Document.
□ □ □
# Goat in a rabbit cage!!! *picture*



## ksj0225 (Nov 19, 2010)

OMG!  He wasn't hurt, so don't worry!!!  But oh my goodness the learning curve for new goat owners is funny!!!!  

The rabbit cage is empty and wasn't latched, he climbed in and the door shut!!!  My four year was more upset than the goat was!!!

There is a cage on top that has a chicken in it!!!


----------



## glenolam (Nov 19, 2010)

Guess he just wanted some alone time!


----------



## lilhill (Nov 19, 2010)




----------



## ChickenGirl11 (Nov 19, 2010)




----------



## elevan (Nov 19, 2010)

I'm learning too that the babies can get into SO much trouble!

I am constantly finding my little pygmy (who is only a month old) in odd places...sleeping in the hay rack...curled up inside of an old pallet...and just the other day she managed to find her way into the buck's pen! Oh my! She's gonna be a handful!


----------



## warthog (Nov 19, 2010)

Maybe he's got an identity crisis.


----------



## Emmetts Dairy (Nov 19, 2010)

Ohhhhh No!!!  A chicken on top of him????  Is that what you said?  

Yuk...poor goatie...he probally was'nt happy with his alone time after realising a chicken was living above him!!!    

Goaties..always something!!!  Crazy!


----------



## freemotion (Nov 19, 2010)

Awwww!  Silly goatie!


----------



## ksj0225 (Nov 19, 2010)

So I finally got to get a good look and oh he is dirty!!!  Can you give a goat a bath in the cold weather???


----------



## jodief100 (Nov 22, 2010)

ksj0225 said:
			
		

> So I finally got to get a good look and oh he is dirty!!!  Can you give a goat a bath in the cold weather???


I do not recommend getting him wet when it is cold.  He could get sick.  Wipe him down with a damp cloth and make sure he is dry.


----------



## SDGsoap&dairy (Nov 22, 2010)

There is no end to the trouble goats can get into...
□ □ □
Data section.
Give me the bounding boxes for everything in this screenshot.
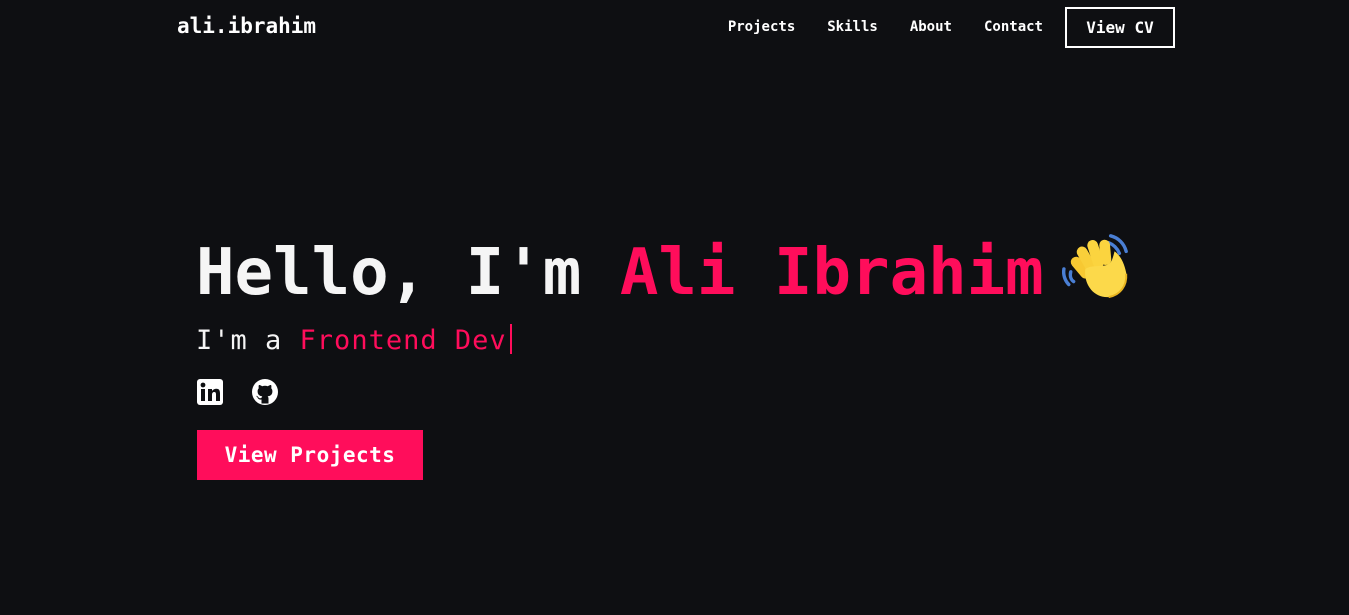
page: ali.ibrahim Projects Skills About Contac… xyxy=(0,0,1349,615)
social-links xyxy=(196,378,1136,406)
linkedin-icon[interactable] xyxy=(196,378,224,406)
nav-link-skills[interactable]: Skills xyxy=(827,19,878,35)
waving-hand-icon xyxy=(1061,234,1128,299)
hero-headline: Hello, I'm Ali Ibrahim xyxy=(196,230,1136,312)
github-icon[interactable] xyxy=(251,378,279,406)
view-cv-button[interactable]: View CV xyxy=(1065,6,1175,48)
hero-section: Hello, I'm Ali Ibrahim I'm a Frontend De… xyxy=(196,230,1136,480)
nav-link-contact[interactable]: Contact xyxy=(984,19,1043,35)
hero-greeting: Hello, I'm xyxy=(196,236,620,310)
nav-link-about[interactable]: About xyxy=(910,19,952,35)
view-projects-button[interactable]: View Projects xyxy=(197,430,423,480)
brand-logo[interactable]: ali.ibrahim xyxy=(177,14,316,38)
nav-link-projects[interactable]: Projects xyxy=(728,19,795,35)
hero-name: Ali Ibrahim xyxy=(619,236,1044,310)
navbar: ali.ibrahim Projects Skills About Contac… xyxy=(0,0,1349,56)
hero-subline: I'm a Frontend Dev xyxy=(196,324,1136,358)
typed-role: Frontend Dev xyxy=(299,325,507,356)
typing-cursor xyxy=(509,324,512,354)
sub-prefix: I'm a xyxy=(196,325,300,356)
nav-links: Projects Skills About Contact View CV xyxy=(728,6,1175,48)
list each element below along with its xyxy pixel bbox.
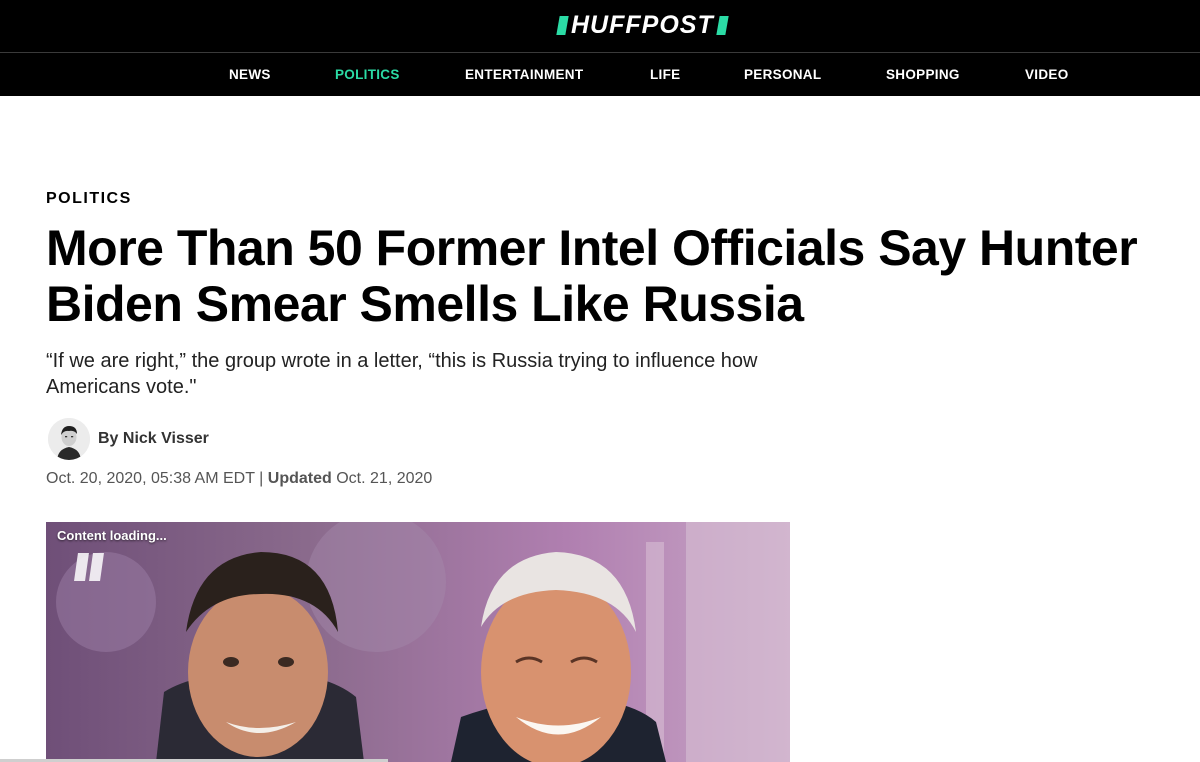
nav-item-entertainment[interactable]: ENTERTAINMENT bbox=[465, 53, 583, 96]
main-nav: NEWS POLITICS ENTERTAINMENT LIFE PERSONA… bbox=[0, 53, 1200, 96]
author-name[interactable]: Nick Visser bbox=[123, 430, 209, 447]
pause-icon[interactable] bbox=[74, 553, 106, 581]
logo-left-bar bbox=[556, 15, 569, 35]
updated-date: Oct. 21, 2020 bbox=[336, 470, 433, 487]
author-portrait bbox=[48, 418, 90, 460]
nav-item-life[interactable]: LIFE bbox=[650, 53, 680, 96]
section-label[interactable]: POLITICS bbox=[46, 190, 132, 208]
pause-bar-left bbox=[74, 553, 89, 581]
logo-right-bar bbox=[716, 15, 729, 35]
author-avatar[interactable] bbox=[48, 418, 90, 460]
lead-video[interactable]: Content loading... bbox=[46, 522, 790, 762]
pause-bar-right bbox=[89, 553, 104, 581]
author-byline[interactable]: By Nick Visser bbox=[98, 430, 209, 448]
huffpost-logo[interactable]: HUFFPOST bbox=[556, 10, 729, 40]
article-headline: More Than 50 Former Intel Officials Say … bbox=[46, 220, 1138, 332]
content-loading-text: Content loading... bbox=[57, 528, 167, 543]
lead-video-frame bbox=[46, 522, 790, 762]
nav-item-video[interactable]: VIDEO bbox=[1025, 53, 1069, 96]
article-timestamp: Oct. 20, 2020, 05:38 AM EDT | Updated Oc… bbox=[46, 470, 432, 488]
byline-prefix: By bbox=[98, 430, 119, 447]
logo-text: HUFFPOST bbox=[571, 11, 714, 39]
published-date: Oct. 20, 2020, 05:38 AM EDT bbox=[46, 470, 255, 487]
article-dek: “If we are right,” the group wrote in a … bbox=[46, 350, 758, 398]
timestamp-separator: | bbox=[259, 470, 264, 487]
nav-item-personal[interactable]: PERSONAL bbox=[744, 53, 821, 96]
updated-label: Updated bbox=[267, 470, 332, 487]
nav-item-shopping[interactable]: SHOPPING bbox=[886, 53, 960, 96]
nav-item-news[interactable]: NEWS bbox=[229, 53, 271, 96]
nav-item-politics[interactable]: POLITICS bbox=[335, 53, 400, 96]
masthead: HUFFPOST bbox=[0, 0, 1200, 52]
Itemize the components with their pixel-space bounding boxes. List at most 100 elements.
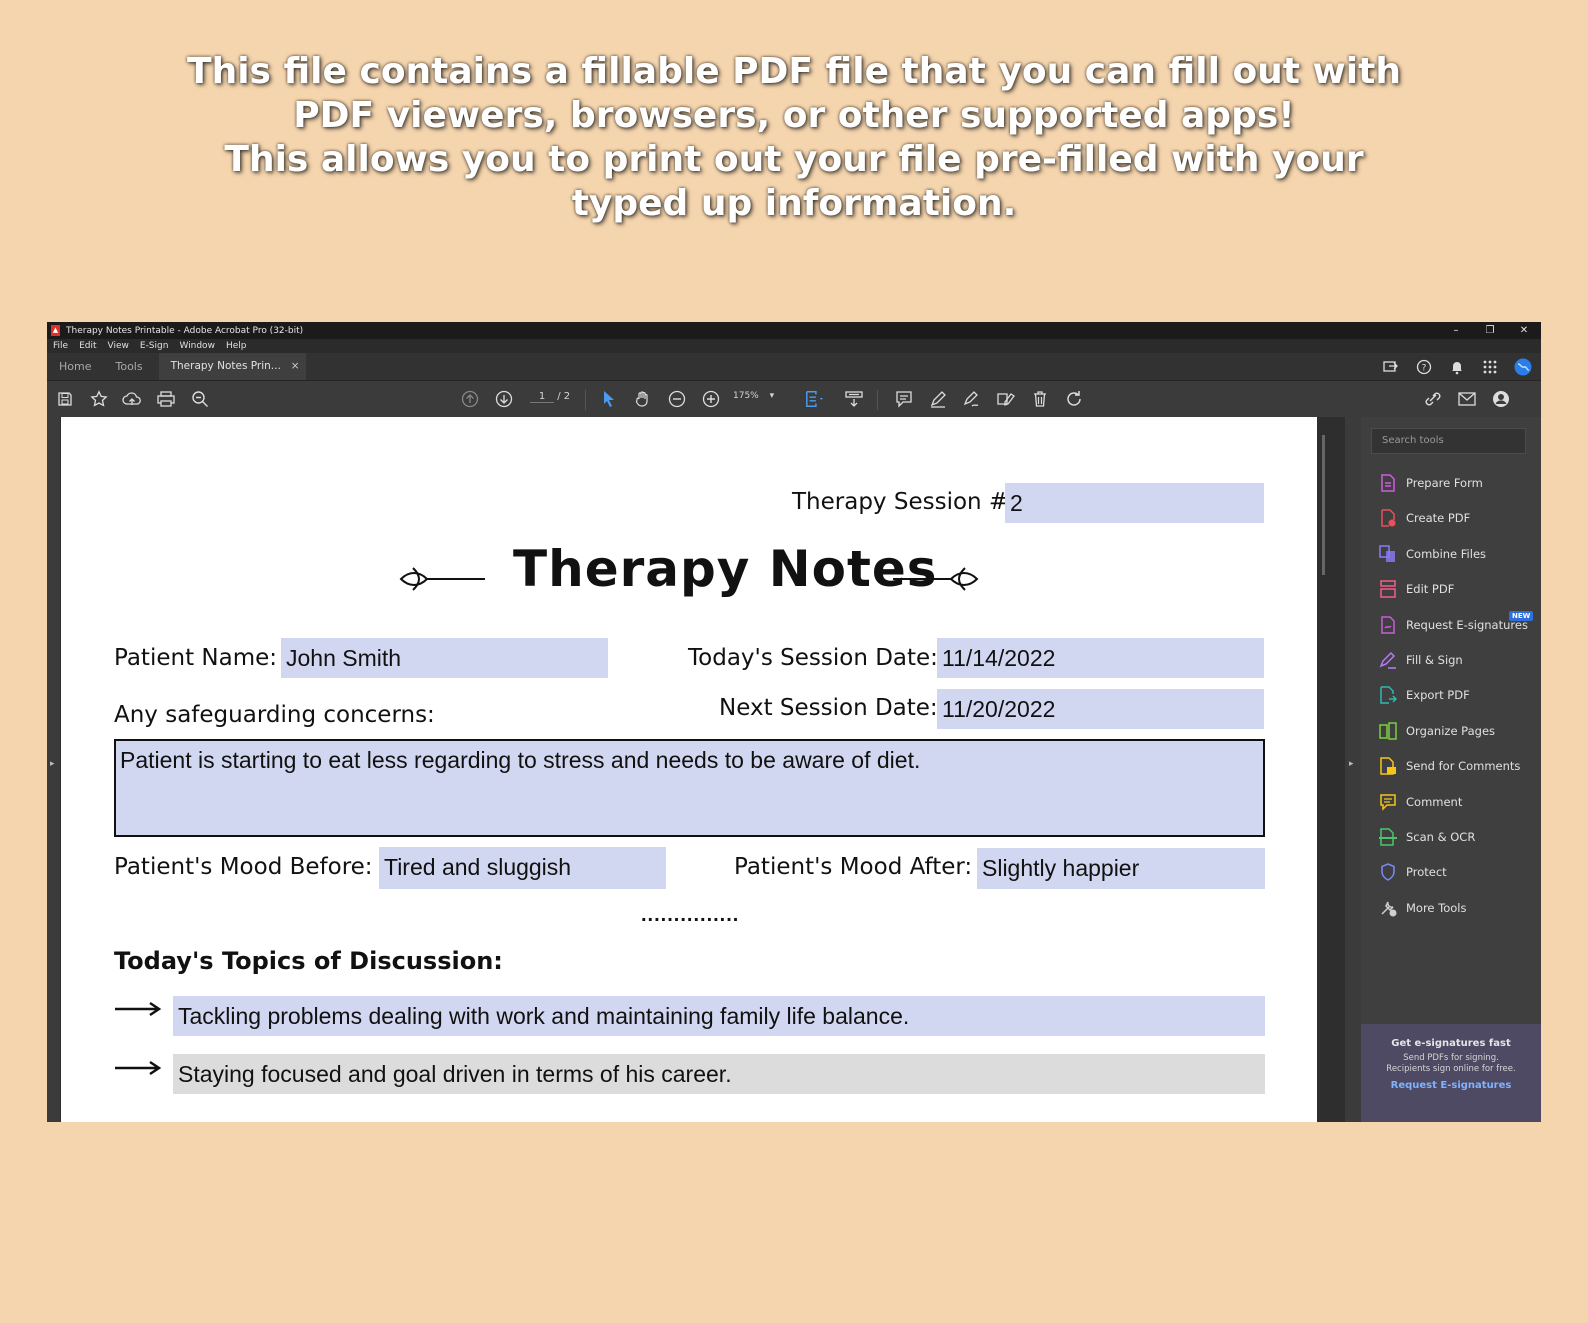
page-number-input[interactable]: 1 <box>530 391 554 403</box>
mood-before-field[interactable]: Tired and sluggish <box>379 847 666 889</box>
tool-prepare-form[interactable]: Prepare Form <box>1379 471 1483 495</box>
right-flourish-icon <box>893 567 979 591</box>
tool-label: More Tools <box>1406 900 1467 915</box>
expand-left-panel-icon: ▸ <box>50 759 55 769</box>
menu-window[interactable]: Window <box>179 341 215 351</box>
search-tools-input[interactable]: Search tools <box>1371 428 1526 454</box>
zoom-level-dropdown[interactable]: 175% ▾ <box>733 391 774 401</box>
headline-line-4: typed up information. <box>571 183 1017 224</box>
scrolling-mode-icon[interactable] <box>844 389 864 409</box>
right-panel-toggle[interactable]: ▸ <box>1345 417 1361 1122</box>
title-bar: ▲ Therapy Notes Printable - Adobe Acroba… <box>47 322 1541 339</box>
minimize-button[interactable]: – <box>1439 322 1473 339</box>
tab-bar: Home Tools Therapy Notes Prin... × ? <box>47 353 1541 381</box>
topic-field-2[interactable]: Staying focused and goal driven in terms… <box>173 1054 1265 1094</box>
delete-trash-icon[interactable] <box>1030 389 1050 409</box>
tool-send-comments[interactable]: Send for Comments <box>1379 754 1520 778</box>
tool-scan-ocr[interactable]: Scan & OCR <box>1379 825 1475 849</box>
collapse-right-panel-icon: ▸ <box>1349 759 1354 769</box>
menu-esign[interactable]: E-Sign <box>140 341 169 351</box>
tool-label: Combine Files <box>1406 546 1487 561</box>
tool-edit-pdf[interactable]: Edit PDF <box>1379 577 1454 601</box>
menu-view[interactable]: View <box>108 341 129 351</box>
document-title: Therapy Notes <box>513 540 938 598</box>
headline-line-1: This file contains a fillable PDF file t… <box>187 51 1401 92</box>
menu-edit[interactable]: Edit <box>79 341 96 351</box>
pdf-page: Therapy Session # 2 Therapy Notes Patien… <box>61 417 1317 1122</box>
vertical-scrollbar[interactable] <box>1322 435 1325 575</box>
send-sign-icon[interactable] <box>996 389 1016 409</box>
zoom-search-icon[interactable] <box>190 389 210 409</box>
help-icon[interactable]: ? <box>1414 357 1434 377</box>
session-number-field[interactable]: 2 <box>1005 483 1264 523</box>
tool-comment[interactable]: Comment <box>1379 790 1462 814</box>
tool-combine-files[interactable]: Combine Files <box>1379 542 1486 566</box>
window-controls: – ❐ ✕ <box>1439 322 1541 339</box>
more-tools-icon <box>1379 899 1397 917</box>
save-icon[interactable] <box>55 389 75 409</box>
menu-file[interactable]: File <box>53 341 68 351</box>
patient-name-field[interactable]: John Smith <box>281 638 608 678</box>
section-divider: ............... <box>641 904 740 926</box>
close-window-button[interactable]: ✕ <box>1507 322 1541 339</box>
send-comments-icon <box>1379 757 1397 775</box>
left-panel-toggle[interactable]: ▸ <box>47 417 60 1122</box>
organize-pages-icon <box>1379 722 1397 740</box>
highlight-pen-icon[interactable] <box>928 389 948 409</box>
share-link-icon[interactable] <box>1423 389 1443 409</box>
fill-sign-icon <box>1379 651 1397 669</box>
account-avatar-icon[interactable] <box>1513 357 1533 377</box>
arrow-right-icon <box>115 1001 162 1017</box>
tab-tools[interactable]: Tools <box>103 353 154 380</box>
close-tab-button[interactable]: × <box>291 353 300 380</box>
select-cursor-icon[interactable] <box>599 389 619 409</box>
apps-grid-icon[interactable] <box>1480 357 1500 377</box>
topic-field-1[interactable]: Tackling problems dealing with work and … <box>173 996 1265 1036</box>
tool-label: Edit PDF <box>1406 582 1455 597</box>
new-badge: NEW <box>1509 611 1534 621</box>
tool-request-esign[interactable]: Request E-signatures <box>1379 613 1528 637</box>
topics-heading: Today's Topics of Discussion: <box>114 947 503 975</box>
tool-fill-sign[interactable]: Fill & Sign <box>1379 648 1463 672</box>
tool-protect[interactable]: Protect <box>1379 860 1447 884</box>
email-icon[interactable] <box>1457 389 1477 409</box>
add-comment-icon[interactable] <box>894 389 914 409</box>
arrow-right-icon <box>115 1060 162 1076</box>
sign-pen-icon[interactable] <box>962 389 982 409</box>
user-account-icon[interactable] <box>1491 389 1511 409</box>
tool-create-pdf[interactable]: Create PDF <box>1379 506 1470 530</box>
fit-page-icon[interactable] <box>805 389 825 409</box>
document-viewport[interactable]: ▸ Therapy Session # 2 Therapy Notes Pati… <box>47 417 1345 1122</box>
menu-bar: File Edit View E-Sign Window Help <box>47 339 1541 353</box>
tool-more-tools[interactable]: More Tools <box>1379 896 1467 920</box>
tab-home[interactable]: Home <box>47 353 103 380</box>
zoom-in-icon[interactable] <box>701 389 721 409</box>
create-pdf-icon <box>1379 509 1397 528</box>
next-session-date-field[interactable]: 11/20/2022 <box>937 689 1264 729</box>
zoom-out-icon[interactable] <box>667 389 687 409</box>
notification-bell-icon[interactable] <box>1447 357 1467 377</box>
restore-button[interactable]: ❐ <box>1473 322 1507 339</box>
share-screen-icon[interactable] <box>1381 357 1401 377</box>
tab-document[interactable]: Therapy Notes Prin... × <box>158 353 306 380</box>
toolbar-separator <box>585 390 586 410</box>
mood-after-field[interactable]: Slightly happier <box>977 848 1265 889</box>
menu-help[interactable]: Help <box>226 341 247 351</box>
safeguarding-concerns-field[interactable]: Patient is starting to eat less regardin… <box>114 739 1265 837</box>
request-esign-icon <box>1379 615 1397 634</box>
session-date-field[interactable]: 11/14/2022 <box>937 638 1264 678</box>
bookmark-star-icon[interactable] <box>89 389 109 409</box>
left-flourish-icon <box>399 567 485 591</box>
tool-export-pdf[interactable]: Export PDF <box>1379 683 1470 707</box>
cloud-upload-icon[interactable] <box>122 389 142 409</box>
promo-headline: This file contains a fillable PDF file t… <box>120 50 1468 226</box>
next-page-icon[interactable] <box>494 389 514 409</box>
previous-page-icon[interactable] <box>460 389 480 409</box>
tool-organize-pages[interactable]: Organize Pages <box>1379 719 1495 743</box>
request-esignatures-link[interactable]: Request E-signatures <box>1361 1080 1541 1091</box>
print-icon[interactable] <box>156 389 176 409</box>
rotate-icon[interactable] <box>1064 389 1084 409</box>
scan-ocr-icon <box>1379 828 1397 846</box>
page-total: / 2 <box>557 391 571 402</box>
hand-tool-icon[interactable] <box>633 389 653 409</box>
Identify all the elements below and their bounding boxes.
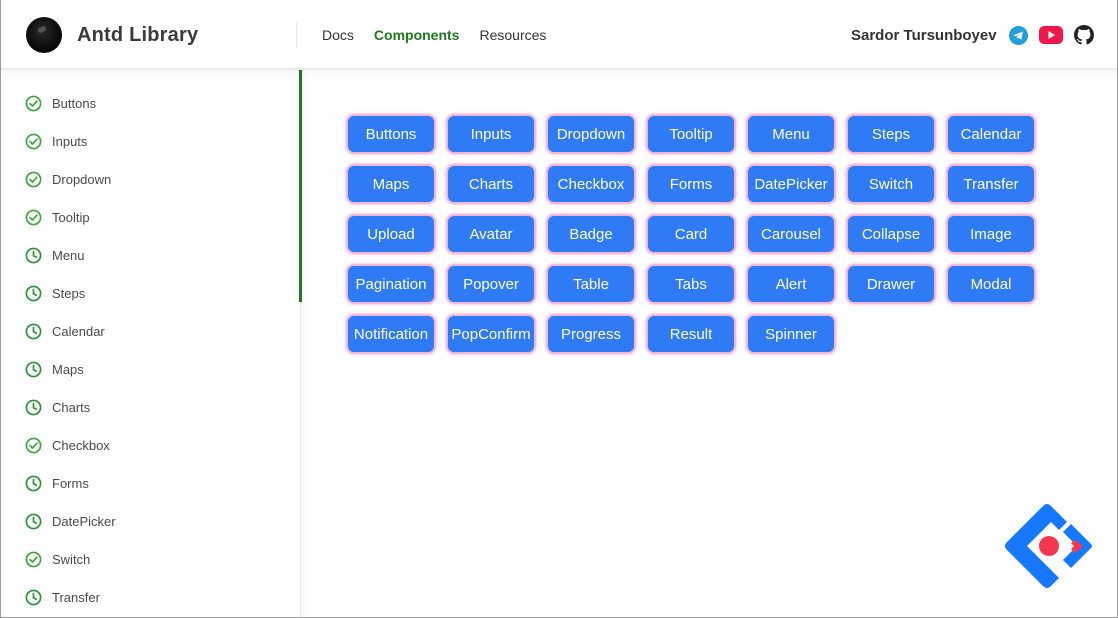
□ □ □
Work to do.
(a) Update the stretch of the listing from the line containing "53, 583, 96]" through the line containing "author-avatar[interactable] bbox=[48, 418, 90, 460]" by replacing "nav-item" with "menu-item", leaving everything else unchanged. Return only those lines.
(b) Write what follows the last post of the forum thread about the goat that got stuck in a rabbit cage.
The forum thread and the listing are independent of each other.

The results.
(a)
menu-item-entertainment[interactable]: ENTERTAINMENT bbox=[465, 53, 583, 96]
main-nav: NEWS POLITICS ENTERTAINMENT LIFE PERSONA… bbox=[0, 53, 1200, 96]
author-name[interactable]: Nick Visser bbox=[123, 430, 209, 447]
pause-icon[interactable] bbox=[74, 553, 106, 581]
logo-left-bar bbox=[556, 15, 569, 35]
updated-date: Oct. 21, 2020 bbox=[336, 470, 433, 487]
author-portrait bbox=[48, 418, 90, 460]
menu-item-life[interactable]: LIFE bbox=[650, 53, 680, 96]
section-label[interactable]: POLITICS bbox=[46, 190, 132, 208]
pause-bar-left bbox=[74, 553, 89, 581]
logo-right-bar bbox=[716, 15, 729, 35]
author-avatar[interactable] bbox=[48, 418, 90, 460]

(b)
----------



## Ariel301 (Nov 22, 2010)

Oh, the things they find to get into...I like to let my kids loose to play around the yard in the evenings when they are little, and it never fails that at least once a week, I will not be able to find one kid. We will search and search, and no kid. Just as we give up, it will mysteriously appear again from who knows where. When my buck was little, he would squeeze underneath cars in the driveway for a nap in the shade! Another would crawl up under the tarps over the hay stack and wedge himself between two bales. They liked to get in the chicken coop and sleep in the nest boxes too; it seems like they prefer to nap in really secure, tight areas. Even my adult goats seem to like to sleep inside an inclosure with their backs against a wall, even if the wall is just chain link fence. I guess it makes them feel safe, which is probably what your little guy was going for. 

You may be able to brush the nastiness off. If he really needs a bath when it is cold, I'd bring him inside and wash him in the bath tub, then keep him in there until he is fully dry again. Then again, my LaMancha kids are a good deal smaller than those big chunky Boer babies, so you might not be able to get away with that!


----------



## rebelINny (Nov 24, 2010)

Funny Funny boy! Goats are so crazy, guess that's why I love 'em. We are so much alike HAHAHA!!


----------



## Theykeepmebusy (Nov 28, 2010)

Awe!!!!  It's 2 cute!!!!!


----------



## savingdogs (Nov 28, 2010)

Very cute! Goats are so funny and curious. Gotta love em.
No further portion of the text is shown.